• _Stated exercise_: Copy every record below exactly.

• _Input data_:
:::::
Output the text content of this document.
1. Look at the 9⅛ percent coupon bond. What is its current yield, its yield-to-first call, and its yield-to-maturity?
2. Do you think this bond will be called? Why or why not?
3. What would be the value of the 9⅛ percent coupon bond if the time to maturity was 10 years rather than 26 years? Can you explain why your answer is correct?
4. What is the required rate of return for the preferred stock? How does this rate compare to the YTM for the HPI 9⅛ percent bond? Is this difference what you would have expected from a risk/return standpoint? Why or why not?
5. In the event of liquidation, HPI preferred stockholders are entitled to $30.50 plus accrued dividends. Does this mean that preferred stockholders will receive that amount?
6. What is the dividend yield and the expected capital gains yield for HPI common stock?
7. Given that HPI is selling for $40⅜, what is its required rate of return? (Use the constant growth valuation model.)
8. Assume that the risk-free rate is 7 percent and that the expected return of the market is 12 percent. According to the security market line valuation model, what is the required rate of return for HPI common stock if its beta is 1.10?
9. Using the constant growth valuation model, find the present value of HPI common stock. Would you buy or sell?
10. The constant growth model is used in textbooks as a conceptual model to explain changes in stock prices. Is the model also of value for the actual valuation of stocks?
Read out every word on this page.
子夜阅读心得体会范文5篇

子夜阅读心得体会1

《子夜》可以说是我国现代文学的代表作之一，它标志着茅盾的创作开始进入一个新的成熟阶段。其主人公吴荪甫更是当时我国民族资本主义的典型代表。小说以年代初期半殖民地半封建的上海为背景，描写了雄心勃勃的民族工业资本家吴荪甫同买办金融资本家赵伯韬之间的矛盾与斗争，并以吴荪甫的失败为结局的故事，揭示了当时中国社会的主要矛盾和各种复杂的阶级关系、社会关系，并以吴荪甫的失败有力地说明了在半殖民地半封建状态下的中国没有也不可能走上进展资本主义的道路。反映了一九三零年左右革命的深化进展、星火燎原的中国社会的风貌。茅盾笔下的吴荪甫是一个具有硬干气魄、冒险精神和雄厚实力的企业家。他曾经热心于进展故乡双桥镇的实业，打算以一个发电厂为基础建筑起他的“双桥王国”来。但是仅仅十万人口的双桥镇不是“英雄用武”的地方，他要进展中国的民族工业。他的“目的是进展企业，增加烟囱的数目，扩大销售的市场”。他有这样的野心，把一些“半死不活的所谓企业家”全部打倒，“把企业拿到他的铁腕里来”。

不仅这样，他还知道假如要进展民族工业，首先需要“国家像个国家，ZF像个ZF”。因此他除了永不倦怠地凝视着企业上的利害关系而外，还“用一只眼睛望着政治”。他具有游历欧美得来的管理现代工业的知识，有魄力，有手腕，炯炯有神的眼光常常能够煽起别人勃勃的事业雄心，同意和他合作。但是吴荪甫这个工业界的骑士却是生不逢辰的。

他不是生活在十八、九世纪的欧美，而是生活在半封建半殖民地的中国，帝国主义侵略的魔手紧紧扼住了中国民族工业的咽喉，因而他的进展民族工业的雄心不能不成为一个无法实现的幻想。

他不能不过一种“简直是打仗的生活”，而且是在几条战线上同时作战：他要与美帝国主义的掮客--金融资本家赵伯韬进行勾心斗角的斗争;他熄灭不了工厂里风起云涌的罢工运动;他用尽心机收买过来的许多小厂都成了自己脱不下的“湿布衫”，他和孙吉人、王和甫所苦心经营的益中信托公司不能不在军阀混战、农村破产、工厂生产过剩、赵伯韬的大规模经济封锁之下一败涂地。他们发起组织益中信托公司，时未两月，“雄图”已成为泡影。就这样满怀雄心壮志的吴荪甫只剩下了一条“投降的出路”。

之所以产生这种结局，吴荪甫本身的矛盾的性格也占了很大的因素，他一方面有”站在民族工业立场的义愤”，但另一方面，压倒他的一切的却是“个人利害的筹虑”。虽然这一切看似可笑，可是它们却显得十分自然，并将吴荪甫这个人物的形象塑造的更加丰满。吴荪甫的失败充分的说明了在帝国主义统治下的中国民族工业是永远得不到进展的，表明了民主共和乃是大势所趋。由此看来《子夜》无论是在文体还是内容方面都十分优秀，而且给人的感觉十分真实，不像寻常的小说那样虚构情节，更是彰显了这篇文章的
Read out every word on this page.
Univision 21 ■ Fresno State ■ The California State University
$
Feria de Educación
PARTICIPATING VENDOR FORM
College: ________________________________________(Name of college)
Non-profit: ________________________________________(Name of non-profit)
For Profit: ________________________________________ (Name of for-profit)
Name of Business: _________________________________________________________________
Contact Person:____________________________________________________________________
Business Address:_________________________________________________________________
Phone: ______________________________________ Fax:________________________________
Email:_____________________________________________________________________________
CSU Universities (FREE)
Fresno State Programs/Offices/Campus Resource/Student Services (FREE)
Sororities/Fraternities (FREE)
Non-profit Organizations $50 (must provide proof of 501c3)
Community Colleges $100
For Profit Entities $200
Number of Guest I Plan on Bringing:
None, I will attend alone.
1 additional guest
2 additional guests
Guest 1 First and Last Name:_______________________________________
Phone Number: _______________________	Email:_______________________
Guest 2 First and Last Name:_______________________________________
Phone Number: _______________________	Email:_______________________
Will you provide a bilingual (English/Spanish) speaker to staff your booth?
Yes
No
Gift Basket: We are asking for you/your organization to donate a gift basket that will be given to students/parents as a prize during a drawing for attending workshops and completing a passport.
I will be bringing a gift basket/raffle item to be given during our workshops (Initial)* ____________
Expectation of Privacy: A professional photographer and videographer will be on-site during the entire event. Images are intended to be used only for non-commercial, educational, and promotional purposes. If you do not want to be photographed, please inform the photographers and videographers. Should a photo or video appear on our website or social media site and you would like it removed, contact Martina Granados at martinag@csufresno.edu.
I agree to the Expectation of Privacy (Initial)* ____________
:::::
• _Solution to the problem_:
Output the text content of this document.
1. Look at the 9⅛ percent coupon bond. What is its current yield, its yield-to-first call, and its yield-to-maturity?
2. Do you think this bond will be called? Why or why not?
3. What would be the value of the 9⅛ percent coupon bond if the time to maturity was 10 years rather than 26 years? Can you explain why your answer is correct?
4. What is the required rate of return for the preferred stock? How does this rate compare to the YTM for the HPI 9⅛ percent bond? Is this difference what you would have expected from a risk/return standpoint? Why or why not?
5. In the event of liquidation, HPI preferred stockholders are entitled to $30.50 plus accrued dividends. Does this mean that preferred stockholders will receive that amount?
6. What is the dividend yield and the expected capital gains yield for HPI common stock?
7. Given that HPI is selling for $40⅜, what is its required rate of return? (Use the constant growth valuation model.)
8. Assume that the risk-free rate is 7 percent and that the expected return of the market is 12 percent. According to the security market line valuation model, what is the required rate of return for HPI common stock if its beta is 1.10?
9. Using the constant growth valuation model, find the present value of HPI common stock. Would you buy or sell?
10. The constant growth model is used in textbooks as a conceptual model to explain changes in stock prices. Is the model also of value for the actual valuation of stocks?
Read out every word on this page.
子夜阅读心得体会范文5篇

子夜阅读心得体会1

《子夜》可以说是我国现代文学的代表作之一，它标志着茅盾的创作开始进入一个新的成熟阶段。其主人公吴荪甫更是当时我国民族资本主义的典型代表。小说以年代初期半殖民地半封建的上海为背景，描写了雄心勃勃的民族工业资本家吴荪甫同买办金融资本家赵伯韬之间的矛盾与斗争，并以吴荪甫的失败为结局的故事，揭示了当时中国社会的主要矛盾和各种复杂的阶级关系、社会关系，并以吴荪甫的失败有力地说明了在半殖民地半封建状态下的中国没有也不可能走上进展资本主义的道路。反映了一九三零年左右革命的深化进展、星火燎原的中国社会的风貌。茅盾笔下的吴荪甫是一个具有硬干气魄、冒险精神和雄厚实力的企业家。他曾经热心于进展故乡双桥镇的实业，打算以一个发电厂为基础建筑起他的“双桥王国”来。但是仅仅十万人口的双桥镇不是“英雄用武”的地方，他要进展中国的民族工业。他的“目的是进展企业，增加烟囱的数目，扩大销售的市场”。他有这样的野心，把一些“半死不活的所谓企业家”全部打倒，“把企业拿到他的铁腕里来”。

不仅这样，他还知道假如要进展民族工业，首先需要“国家像个国家，ZF像个ZF”。因此他除了永不倦怠地凝视着企业上的利害关系而外，还“用一只眼睛望着政治”。他具有游历欧美得来的管理现代工业的知识，有魄力，有手腕，炯炯有神的眼光常常能够煽起别人勃勃的事业雄心，同意和他合作。但是吴荪甫这个工业界的骑士却是生不逢辰的。

他不是生活在十八、九世纪的欧美，而是生活在半封建半殖民地的中国，帝国主义侵略的魔手紧紧扼住了中国民族工业的咽喉，因而他的进展民族工业的雄心不能不成为一个无法实现的幻想。

他不能不过一种“简直是打仗的生活”，而且是在几条战线上同时作战：他要与美帝国主义的掮客--金融资本家赵伯韬进行勾心斗角的斗争;他熄灭不了工厂里风起云涌的罢工运动;他用尽心机收买过来的许多小厂都成了自己脱不下的“湿布衫”，他和孙吉人、王和甫所苦心经营的益中信托公司不能不在军阀混战、农村破产、工厂生产过剩、赵伯韬的大规模经济封锁之下一败涂地。他们发起组织益中信托公司，时未两月，“雄图”已成为泡影。就这样满怀雄心壮志的吴荪甫只剩下了一条“投降的出路”。

之所以产生这种结局，吴荪甫本身的矛盾的性格也占了很大的因素，他一方面有”站在民族工业立场的义愤”，但另一方面，压倒他的一切的却是“个人利害的筹虑”。虽然这一切看似可笑，可是它们却显得十分自然，并将吴荪甫这个人物的形象塑造的更加丰满。吴荪甫的失败充分的说明了在帝国主义统治下的中国民族工业是永远得不到进展的，表明了民主共和乃是大势所趋。由此看来《子夜》无论是在文体还是内容方面都十分优秀，而且给人的感觉十分真实，不像寻常的小说那样虚构情节，更是彰显了这篇文章的
Read out every word on this page.
Univision 21 ■ Fresno State ■ The California State University
$
Feria de Educación
PARTICIPATING VENDOR FORM
College: ________________________________________(Name of college)
Non-profit: ________________________________________(Name of non-profit)
For Profit: ________________________________________ (Name of for-profit)
Name of Business: _________________________________________________________________
Contact Person:____________________________________________________________________
Business Address:_________________________________________________________________
Phone: ______________________________________ Fax:________________________________
Email:_____________________________________________________________________________
CSU Universities (FREE)
Fresno State Programs/Offices/Campus Resource/Student Services (FREE)
Sororities/Fraternities (FREE)
Non-profit Organizations $50 (must provide proof of 501c3)
Community Colleges $100
For Profit Entities $200
Number of Guest I Plan on Bringing:
None, I will attend alone.
1 additional guest
2 additional guests
Guest 1 First and Last Name:_______________________________________
Phone Number: _______________________	Email:_______________________
Guest 2 First and Last Name:_______________________________________
Phone Number: _______________________	Email:_______________________
Will you provide a bilingual (English/Spanish) speaker to staff your booth?
Yes
No
Gift Basket: We are asking for you/your organization to donate a gift basket that will be given to students/parents as a prize during a drawing for attending workshops and completing a passport.
I will be bringing a gift basket/raffle item to be given during our workshops (Initial)* ____________
Expectation of Privacy: A professional photographer and videographer will be on-site during the entire event. Images are intended to be used only for non-commercial, educational, and promotional purposes. If you do not want to be photographed, please inform the photographers and videographers. Should a photo or video appear on our website or social media site and you would like it removed, contact Martina Granados at martinag@csufresno.edu.
I agree to the Expectation of Privacy (Initial)* ____________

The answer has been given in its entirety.